══ Dataset

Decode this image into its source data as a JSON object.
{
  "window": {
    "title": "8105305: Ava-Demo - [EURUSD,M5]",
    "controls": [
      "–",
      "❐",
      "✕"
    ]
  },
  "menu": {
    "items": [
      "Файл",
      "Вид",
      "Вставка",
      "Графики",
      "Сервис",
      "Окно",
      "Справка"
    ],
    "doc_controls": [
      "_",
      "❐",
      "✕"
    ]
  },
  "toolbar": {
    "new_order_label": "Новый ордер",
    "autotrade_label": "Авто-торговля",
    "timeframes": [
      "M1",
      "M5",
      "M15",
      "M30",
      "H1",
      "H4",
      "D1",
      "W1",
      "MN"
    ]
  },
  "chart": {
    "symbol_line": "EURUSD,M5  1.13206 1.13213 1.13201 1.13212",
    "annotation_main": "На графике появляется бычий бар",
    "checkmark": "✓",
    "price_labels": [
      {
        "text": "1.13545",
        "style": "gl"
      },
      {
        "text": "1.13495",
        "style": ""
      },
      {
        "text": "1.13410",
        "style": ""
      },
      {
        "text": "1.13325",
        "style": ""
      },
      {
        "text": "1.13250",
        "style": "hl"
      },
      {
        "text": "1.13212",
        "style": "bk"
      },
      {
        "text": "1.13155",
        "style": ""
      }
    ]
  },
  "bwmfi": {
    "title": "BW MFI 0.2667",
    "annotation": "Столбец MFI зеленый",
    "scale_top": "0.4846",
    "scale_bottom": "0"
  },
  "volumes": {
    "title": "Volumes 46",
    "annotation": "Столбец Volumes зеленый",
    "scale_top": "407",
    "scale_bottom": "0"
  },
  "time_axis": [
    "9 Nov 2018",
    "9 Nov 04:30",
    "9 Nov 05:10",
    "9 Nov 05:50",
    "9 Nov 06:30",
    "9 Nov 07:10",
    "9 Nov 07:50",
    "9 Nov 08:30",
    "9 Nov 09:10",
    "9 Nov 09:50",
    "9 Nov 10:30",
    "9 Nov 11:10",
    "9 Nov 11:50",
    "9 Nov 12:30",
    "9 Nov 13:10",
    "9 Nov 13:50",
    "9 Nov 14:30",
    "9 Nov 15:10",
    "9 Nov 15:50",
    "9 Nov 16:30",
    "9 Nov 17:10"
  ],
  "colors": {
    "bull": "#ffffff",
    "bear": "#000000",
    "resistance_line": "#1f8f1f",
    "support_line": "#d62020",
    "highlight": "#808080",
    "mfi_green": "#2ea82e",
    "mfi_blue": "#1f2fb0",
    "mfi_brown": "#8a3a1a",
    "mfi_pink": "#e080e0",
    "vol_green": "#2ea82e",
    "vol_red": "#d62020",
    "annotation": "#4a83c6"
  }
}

════
══ Dataset

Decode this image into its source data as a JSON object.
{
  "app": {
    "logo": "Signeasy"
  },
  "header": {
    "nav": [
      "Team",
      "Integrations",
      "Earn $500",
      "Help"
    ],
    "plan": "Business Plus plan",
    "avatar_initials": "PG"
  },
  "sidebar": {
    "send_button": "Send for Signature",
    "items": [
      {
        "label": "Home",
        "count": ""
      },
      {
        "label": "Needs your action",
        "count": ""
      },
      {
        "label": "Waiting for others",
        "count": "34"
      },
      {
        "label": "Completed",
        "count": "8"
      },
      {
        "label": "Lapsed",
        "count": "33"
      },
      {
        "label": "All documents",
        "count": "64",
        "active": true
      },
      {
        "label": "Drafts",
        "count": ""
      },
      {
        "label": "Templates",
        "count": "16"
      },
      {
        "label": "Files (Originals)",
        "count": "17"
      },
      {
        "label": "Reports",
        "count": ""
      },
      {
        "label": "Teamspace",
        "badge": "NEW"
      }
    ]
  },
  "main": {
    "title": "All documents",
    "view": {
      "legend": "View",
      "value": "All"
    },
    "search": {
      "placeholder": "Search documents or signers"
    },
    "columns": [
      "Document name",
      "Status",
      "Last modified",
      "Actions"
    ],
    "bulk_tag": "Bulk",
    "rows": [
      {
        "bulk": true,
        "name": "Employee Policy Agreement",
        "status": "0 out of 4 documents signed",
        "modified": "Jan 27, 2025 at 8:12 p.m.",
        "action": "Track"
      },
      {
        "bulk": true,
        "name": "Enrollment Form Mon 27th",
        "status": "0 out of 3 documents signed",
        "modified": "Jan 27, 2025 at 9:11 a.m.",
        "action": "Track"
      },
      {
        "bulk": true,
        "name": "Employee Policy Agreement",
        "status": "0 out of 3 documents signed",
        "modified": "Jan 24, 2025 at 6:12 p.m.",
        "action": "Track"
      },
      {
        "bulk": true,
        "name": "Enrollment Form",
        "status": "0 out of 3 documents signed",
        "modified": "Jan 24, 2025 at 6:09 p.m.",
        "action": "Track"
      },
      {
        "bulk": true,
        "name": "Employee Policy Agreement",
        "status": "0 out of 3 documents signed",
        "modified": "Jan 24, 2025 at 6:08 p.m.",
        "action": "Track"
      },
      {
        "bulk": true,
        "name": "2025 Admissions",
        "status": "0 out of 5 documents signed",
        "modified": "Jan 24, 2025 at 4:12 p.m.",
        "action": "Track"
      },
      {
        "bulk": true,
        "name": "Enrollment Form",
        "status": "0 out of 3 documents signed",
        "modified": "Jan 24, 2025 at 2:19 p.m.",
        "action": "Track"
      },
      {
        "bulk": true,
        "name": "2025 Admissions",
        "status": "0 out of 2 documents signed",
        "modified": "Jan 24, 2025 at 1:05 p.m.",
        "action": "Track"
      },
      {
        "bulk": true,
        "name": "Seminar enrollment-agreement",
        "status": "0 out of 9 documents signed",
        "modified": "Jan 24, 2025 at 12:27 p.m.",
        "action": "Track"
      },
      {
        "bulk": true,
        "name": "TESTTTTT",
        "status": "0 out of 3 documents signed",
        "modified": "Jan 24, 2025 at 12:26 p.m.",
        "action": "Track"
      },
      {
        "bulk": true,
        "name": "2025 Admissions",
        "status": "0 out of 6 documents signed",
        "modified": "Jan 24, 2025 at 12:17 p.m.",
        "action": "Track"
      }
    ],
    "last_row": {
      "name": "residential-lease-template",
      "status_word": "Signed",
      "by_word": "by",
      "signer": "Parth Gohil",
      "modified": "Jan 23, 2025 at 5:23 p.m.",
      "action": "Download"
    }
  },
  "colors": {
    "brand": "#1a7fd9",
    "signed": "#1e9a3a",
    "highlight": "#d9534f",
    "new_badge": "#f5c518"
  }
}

════
══ Dataset

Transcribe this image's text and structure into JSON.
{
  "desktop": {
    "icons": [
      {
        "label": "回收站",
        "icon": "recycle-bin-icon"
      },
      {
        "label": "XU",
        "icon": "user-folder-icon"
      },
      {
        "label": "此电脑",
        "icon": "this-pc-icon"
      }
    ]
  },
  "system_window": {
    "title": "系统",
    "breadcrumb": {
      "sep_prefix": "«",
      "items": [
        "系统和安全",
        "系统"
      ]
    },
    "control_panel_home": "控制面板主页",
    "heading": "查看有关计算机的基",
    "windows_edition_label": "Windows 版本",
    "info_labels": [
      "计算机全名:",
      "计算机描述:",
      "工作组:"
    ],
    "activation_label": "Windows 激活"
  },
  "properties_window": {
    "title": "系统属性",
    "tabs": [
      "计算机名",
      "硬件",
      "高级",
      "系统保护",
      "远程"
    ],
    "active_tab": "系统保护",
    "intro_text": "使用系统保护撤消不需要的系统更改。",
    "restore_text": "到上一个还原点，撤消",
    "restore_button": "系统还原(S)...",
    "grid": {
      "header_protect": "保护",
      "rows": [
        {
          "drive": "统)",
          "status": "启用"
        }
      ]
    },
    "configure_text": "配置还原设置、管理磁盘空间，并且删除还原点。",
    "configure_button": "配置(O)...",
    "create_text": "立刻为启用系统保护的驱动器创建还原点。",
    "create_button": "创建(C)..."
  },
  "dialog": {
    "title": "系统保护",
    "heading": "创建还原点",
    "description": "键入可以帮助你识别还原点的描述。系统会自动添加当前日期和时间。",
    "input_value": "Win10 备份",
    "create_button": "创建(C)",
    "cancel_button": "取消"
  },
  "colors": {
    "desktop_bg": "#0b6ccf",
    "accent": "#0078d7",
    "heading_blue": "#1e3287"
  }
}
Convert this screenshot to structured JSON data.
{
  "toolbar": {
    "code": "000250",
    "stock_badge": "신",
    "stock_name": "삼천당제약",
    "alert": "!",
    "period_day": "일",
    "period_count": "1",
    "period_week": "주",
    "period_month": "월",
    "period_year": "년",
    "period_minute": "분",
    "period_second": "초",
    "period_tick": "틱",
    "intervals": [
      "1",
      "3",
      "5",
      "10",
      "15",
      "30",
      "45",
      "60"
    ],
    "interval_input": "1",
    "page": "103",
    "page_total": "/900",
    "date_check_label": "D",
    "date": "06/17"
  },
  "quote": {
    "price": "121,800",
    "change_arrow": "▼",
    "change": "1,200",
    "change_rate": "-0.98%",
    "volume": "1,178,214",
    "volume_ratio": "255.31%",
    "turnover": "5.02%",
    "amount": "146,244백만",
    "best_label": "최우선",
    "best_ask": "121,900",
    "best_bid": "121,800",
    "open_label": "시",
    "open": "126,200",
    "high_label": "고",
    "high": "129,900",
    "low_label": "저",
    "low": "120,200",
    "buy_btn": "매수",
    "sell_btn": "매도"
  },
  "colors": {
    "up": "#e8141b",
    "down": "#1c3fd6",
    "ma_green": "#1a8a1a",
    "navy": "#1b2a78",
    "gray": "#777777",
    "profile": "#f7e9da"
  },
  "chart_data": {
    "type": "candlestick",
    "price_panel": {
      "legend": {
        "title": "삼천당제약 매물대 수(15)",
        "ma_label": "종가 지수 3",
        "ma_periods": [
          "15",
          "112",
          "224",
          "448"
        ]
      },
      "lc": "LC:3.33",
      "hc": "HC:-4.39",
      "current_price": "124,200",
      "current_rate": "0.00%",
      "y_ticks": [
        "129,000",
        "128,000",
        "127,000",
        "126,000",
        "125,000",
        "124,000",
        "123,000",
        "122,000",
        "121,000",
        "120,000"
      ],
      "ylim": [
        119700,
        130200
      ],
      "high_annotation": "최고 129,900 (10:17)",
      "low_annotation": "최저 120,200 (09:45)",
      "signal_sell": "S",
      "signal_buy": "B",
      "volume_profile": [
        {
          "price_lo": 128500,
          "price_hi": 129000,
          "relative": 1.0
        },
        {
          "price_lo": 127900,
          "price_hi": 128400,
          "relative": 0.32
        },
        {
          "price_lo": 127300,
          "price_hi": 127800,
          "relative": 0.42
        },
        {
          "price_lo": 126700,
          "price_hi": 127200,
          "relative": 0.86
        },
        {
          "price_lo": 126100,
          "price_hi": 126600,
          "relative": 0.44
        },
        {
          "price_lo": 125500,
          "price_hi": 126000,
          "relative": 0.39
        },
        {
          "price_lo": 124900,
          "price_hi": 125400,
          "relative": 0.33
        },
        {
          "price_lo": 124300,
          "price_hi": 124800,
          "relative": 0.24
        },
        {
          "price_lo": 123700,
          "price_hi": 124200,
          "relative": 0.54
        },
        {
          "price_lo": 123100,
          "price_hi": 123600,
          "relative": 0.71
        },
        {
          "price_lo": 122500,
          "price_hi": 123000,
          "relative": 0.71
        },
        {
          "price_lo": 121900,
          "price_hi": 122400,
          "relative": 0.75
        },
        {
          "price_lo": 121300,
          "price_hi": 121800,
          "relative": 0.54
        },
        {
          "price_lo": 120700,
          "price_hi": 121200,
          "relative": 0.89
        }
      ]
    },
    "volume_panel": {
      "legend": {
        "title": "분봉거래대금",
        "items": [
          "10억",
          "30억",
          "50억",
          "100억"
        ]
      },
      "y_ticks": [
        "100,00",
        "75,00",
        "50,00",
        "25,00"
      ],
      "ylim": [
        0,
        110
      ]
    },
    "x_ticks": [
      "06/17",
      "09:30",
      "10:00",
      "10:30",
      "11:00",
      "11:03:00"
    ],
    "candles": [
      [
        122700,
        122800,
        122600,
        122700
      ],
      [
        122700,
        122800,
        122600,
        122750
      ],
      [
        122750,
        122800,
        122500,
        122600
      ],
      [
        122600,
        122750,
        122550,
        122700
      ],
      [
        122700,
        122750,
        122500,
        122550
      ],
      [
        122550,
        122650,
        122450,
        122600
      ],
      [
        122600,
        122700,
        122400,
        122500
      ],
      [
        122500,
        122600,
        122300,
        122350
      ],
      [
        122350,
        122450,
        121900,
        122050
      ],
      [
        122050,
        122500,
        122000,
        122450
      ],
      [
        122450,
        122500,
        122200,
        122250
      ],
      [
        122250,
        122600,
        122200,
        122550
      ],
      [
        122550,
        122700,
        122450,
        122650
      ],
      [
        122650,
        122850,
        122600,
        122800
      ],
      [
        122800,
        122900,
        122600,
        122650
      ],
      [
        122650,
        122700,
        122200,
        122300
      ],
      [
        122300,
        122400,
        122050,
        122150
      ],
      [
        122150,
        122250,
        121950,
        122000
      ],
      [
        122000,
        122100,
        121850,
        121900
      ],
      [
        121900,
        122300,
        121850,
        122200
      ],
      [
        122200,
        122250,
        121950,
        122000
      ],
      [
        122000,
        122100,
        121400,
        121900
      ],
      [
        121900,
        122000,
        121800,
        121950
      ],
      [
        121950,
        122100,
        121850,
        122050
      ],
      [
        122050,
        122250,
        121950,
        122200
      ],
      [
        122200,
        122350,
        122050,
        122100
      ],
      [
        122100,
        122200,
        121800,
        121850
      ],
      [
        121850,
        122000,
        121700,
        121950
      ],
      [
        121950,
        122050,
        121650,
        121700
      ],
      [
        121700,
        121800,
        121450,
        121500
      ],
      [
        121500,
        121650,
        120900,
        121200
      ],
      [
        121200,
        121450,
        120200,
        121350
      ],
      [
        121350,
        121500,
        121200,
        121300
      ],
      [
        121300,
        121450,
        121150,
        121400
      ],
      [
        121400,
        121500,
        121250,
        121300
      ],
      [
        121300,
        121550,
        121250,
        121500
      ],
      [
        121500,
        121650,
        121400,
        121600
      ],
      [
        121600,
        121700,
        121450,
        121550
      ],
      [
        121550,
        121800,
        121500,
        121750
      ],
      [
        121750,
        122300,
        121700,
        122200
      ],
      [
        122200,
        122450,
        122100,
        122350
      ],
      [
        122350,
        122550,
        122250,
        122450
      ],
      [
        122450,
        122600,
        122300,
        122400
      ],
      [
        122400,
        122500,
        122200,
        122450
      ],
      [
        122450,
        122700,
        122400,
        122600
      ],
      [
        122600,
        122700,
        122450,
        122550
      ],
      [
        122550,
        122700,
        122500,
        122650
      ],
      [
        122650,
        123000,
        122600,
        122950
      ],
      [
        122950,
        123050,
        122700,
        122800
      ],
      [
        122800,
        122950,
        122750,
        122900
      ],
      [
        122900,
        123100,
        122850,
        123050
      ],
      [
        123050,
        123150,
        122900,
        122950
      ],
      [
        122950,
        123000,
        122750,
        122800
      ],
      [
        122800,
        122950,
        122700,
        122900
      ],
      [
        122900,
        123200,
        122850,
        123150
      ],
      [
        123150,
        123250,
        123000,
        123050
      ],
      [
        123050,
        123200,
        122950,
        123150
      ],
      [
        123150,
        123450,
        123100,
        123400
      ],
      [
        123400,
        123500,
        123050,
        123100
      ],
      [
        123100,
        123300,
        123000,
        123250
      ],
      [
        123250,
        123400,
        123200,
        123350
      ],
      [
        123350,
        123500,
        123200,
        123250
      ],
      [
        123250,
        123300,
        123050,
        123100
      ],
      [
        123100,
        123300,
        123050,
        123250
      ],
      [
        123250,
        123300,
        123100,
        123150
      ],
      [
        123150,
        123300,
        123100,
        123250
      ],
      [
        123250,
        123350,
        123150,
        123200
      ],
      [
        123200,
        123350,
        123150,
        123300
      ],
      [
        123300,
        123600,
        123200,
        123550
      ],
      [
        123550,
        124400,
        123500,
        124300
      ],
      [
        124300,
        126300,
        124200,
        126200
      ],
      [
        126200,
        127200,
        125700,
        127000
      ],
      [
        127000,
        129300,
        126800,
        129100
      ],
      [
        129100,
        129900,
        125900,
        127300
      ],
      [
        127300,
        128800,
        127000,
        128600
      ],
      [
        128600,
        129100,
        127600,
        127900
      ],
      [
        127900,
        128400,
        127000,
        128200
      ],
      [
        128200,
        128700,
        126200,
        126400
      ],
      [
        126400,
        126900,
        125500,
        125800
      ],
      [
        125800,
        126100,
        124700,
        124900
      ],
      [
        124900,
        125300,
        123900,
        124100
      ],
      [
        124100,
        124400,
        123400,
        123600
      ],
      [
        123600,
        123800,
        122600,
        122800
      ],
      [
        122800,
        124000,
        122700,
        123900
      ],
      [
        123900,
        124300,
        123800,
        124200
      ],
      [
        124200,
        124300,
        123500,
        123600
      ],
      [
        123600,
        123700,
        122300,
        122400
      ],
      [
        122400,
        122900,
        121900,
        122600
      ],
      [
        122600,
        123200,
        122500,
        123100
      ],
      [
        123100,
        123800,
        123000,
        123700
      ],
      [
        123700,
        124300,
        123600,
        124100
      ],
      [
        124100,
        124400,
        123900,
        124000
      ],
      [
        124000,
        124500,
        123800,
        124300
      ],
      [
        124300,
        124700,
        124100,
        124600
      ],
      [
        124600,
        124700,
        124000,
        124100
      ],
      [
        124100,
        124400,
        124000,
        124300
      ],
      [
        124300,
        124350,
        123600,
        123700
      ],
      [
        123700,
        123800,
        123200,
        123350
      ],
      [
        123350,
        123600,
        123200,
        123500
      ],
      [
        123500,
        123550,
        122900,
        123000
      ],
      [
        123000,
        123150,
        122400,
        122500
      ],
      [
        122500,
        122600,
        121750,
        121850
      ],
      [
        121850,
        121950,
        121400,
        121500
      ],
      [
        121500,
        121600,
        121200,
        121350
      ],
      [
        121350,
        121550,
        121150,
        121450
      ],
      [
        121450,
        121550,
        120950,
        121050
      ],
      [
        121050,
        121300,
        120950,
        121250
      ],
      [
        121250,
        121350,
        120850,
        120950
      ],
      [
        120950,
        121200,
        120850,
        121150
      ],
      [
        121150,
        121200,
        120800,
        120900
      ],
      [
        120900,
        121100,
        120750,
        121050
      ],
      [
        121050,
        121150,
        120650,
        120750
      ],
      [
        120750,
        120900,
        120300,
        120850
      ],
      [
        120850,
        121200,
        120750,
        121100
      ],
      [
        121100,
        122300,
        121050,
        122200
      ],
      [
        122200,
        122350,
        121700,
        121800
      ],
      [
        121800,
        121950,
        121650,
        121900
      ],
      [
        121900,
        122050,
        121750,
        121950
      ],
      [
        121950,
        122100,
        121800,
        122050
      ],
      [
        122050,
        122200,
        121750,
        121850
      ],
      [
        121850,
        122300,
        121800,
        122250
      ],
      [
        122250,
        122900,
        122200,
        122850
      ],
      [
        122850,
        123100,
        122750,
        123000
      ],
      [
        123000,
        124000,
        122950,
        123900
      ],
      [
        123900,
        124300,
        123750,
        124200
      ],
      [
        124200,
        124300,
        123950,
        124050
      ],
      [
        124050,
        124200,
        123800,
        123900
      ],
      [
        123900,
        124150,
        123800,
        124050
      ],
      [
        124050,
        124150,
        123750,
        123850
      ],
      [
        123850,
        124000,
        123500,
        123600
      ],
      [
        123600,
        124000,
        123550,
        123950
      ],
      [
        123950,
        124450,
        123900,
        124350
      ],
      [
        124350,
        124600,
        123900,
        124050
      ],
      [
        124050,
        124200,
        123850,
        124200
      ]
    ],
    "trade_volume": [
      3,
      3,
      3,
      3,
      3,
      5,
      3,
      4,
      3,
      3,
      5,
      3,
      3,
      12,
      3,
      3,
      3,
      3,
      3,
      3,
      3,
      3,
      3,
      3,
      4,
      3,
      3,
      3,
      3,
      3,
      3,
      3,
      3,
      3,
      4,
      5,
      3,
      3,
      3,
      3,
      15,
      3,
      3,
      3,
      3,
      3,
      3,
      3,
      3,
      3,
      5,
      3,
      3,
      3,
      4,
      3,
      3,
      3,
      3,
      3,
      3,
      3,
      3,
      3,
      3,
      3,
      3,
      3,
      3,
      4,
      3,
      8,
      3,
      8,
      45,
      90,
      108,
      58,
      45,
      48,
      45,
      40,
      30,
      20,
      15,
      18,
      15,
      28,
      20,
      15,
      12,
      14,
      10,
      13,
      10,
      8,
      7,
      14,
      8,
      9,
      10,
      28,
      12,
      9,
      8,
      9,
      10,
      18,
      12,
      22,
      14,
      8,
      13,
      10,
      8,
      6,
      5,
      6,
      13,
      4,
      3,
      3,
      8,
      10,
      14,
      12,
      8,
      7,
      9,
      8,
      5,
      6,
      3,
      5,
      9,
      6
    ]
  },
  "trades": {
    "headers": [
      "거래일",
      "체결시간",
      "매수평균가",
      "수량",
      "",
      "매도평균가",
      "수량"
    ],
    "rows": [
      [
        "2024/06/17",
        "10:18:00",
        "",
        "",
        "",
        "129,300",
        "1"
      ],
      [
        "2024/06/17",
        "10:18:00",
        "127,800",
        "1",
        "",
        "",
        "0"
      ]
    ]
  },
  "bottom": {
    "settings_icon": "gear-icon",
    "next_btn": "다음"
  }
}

════

Copy each line above containing the string "JSON".

= Answer to this task =
Decode this image into its source data as a JSON object.
Decode this image into its source data as a JSON object.
Transcribe this image's text and structure into JSON.
Convert this screenshot to structured JSON data.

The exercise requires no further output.